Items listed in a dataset
## Start
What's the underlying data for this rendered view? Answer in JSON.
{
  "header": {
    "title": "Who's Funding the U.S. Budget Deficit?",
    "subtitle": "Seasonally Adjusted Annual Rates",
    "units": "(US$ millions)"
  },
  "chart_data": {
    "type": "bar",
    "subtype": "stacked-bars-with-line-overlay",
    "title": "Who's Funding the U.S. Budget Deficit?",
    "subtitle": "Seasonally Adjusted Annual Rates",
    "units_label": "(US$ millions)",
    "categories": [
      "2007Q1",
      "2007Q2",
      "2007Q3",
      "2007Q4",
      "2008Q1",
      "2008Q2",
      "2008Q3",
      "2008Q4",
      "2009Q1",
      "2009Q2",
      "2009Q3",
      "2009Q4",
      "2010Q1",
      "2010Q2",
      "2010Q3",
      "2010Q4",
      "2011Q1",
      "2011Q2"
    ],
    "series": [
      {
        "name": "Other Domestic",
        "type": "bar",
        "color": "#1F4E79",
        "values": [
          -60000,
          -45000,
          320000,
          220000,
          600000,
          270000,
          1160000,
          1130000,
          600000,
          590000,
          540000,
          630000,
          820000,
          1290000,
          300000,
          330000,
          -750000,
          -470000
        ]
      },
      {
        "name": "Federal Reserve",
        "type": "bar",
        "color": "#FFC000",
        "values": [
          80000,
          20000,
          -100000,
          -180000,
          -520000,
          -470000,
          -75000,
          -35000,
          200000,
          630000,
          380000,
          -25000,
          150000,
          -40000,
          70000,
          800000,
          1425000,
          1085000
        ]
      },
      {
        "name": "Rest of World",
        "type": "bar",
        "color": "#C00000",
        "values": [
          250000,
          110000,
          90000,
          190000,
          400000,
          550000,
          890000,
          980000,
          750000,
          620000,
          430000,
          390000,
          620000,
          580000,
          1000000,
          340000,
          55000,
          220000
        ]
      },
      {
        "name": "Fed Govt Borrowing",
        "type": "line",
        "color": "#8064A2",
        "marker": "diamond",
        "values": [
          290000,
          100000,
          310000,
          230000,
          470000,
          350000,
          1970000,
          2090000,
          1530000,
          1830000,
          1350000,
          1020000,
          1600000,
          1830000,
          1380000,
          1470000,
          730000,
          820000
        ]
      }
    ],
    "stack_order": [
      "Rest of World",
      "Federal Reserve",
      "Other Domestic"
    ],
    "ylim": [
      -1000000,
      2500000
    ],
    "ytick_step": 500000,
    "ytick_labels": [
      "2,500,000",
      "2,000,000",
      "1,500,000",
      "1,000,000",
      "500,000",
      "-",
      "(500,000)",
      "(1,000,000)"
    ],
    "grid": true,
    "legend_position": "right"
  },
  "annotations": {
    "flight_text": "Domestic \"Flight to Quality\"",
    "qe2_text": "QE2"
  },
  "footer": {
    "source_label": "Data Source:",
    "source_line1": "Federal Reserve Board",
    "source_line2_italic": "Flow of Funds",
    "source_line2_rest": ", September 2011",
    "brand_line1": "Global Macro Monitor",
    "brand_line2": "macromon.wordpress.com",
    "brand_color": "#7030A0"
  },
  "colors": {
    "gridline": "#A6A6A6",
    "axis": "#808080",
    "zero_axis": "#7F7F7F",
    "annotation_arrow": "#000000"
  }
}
## End
### THE REQUEST
Copy the material above, line for line.

### PROBLEM SOLUTION
What's the underlying data for this rendered view? Answer in JSON.
{
  "header": {
    "title": "Who's Funding the U.S. Budget Deficit?",
    "subtitle": "Seasonally Adjusted Annual Rates",
    "units": "(US$ millions)"
  },
  "chart_data": {
    "type": "bar",
    "subtype": "stacked-bars-with-line-overlay",
    "title": "Who's Funding the U.S. Budget Deficit?",
    "subtitle": "Seasonally Adjusted Annual Rates",
    "units_label": "(US$ millions)",
    "categories": [
      "2007Q1",
      "2007Q2",
      "2007Q3",
      "2007Q4",
      "2008Q1",
      "2008Q2",
      "2008Q3",
      "2008Q4",
      "2009Q1",
      "2009Q2",
      "2009Q3",
      "2009Q4",
      "2010Q1",
      "2010Q2",
      "2010Q3",
      "2010Q4",
      "2011Q1",
      "2011Q2"
    ],
    "series": [
      {
        "name": "Other Domestic",
        "type": "bar",
        "color": "#1F4E79",
        "values": [
          -60000,
          -45000,
          320000,
          220000,
          600000,
          270000,
          1160000,
          1130000,
          600000,
          590000,
          540000,
          630000,
          820000,
          1290000,
          300000,
          330000,
          -750000,
          -470000
        ]
      },
      {
        "name": "Federal Reserve",
        "type": "bar",
        "color": "#FFC000",
        "values": [
          80000,
          20000,
          -100000,
          -180000,
          -520000,
          -470000,
          -75000,
          -35000,
          200000,
          630000,
          380000,
          -25000,
          150000,
          -40000,
          70000,
          800000,
          1425000,
          1085000
        ]
      },
      {
        "name": "Rest of World",
        "type": "bar",
        "color": "#C00000",
        "values": [
          250000,
          110000,
          90000,
          190000,
          400000,
          550000,
          890000,
          980000,
          750000,
          620000,
          430000,
          390000,
          620000,
          580000,
          1000000,
          340000,
          55000,
          220000
        ]
      },
      {
        "name": "Fed Govt Borrowing",
        "type": "line",
        "color": "#8064A2",
        "marker": "diamond",
        "values": [
          290000,
          100000,
          310000,
          230000,
          470000,
          350000,
          1970000,
          2090000,
          1530000,
          1830000,
          1350000,
          1020000,
          1600000,
          1830000,
          1380000,
          1470000,
          730000,
          820000
        ]
      }
    ],
    "stack_order": [
      "Rest of World",
      "Federal Reserve",
      "Other Domestic"
    ],
    "ylim": [
      -1000000,
      2500000
    ],
    "ytick_step": 500000,
    "ytick_labels": [
      "2,500,000",
      "2,000,000",
      "1,500,000",
      "1,000,000",
      "500,000",
      "-",
      "(500,000)",
      "(1,000,000)"
    ],
    "grid": true,
    "legend_position": "right"
  },
  "annotations": {
    "flight_text": "Domestic \"Flight to Quality\"",
    "qe2_text": "QE2"
  },
  "footer": {
    "source_label": "Data Source:",
    "source_line1": "Federal Reserve Board",
    "source_line2_italic": "Flow of Funds",
    "source_line2_rest": ", September 2011",
    "brand_line1": "Global Macro Monitor",
    "brand_line2": "macromon.wordpress.com",
    "brand_color": "#7030A0"
  },
  "colors": {
    "gridline": "#A6A6A6",
    "axis": "#808080",
    "zero_axis": "#7F7F7F",
    "annotation_arrow": "#000000"
  }
}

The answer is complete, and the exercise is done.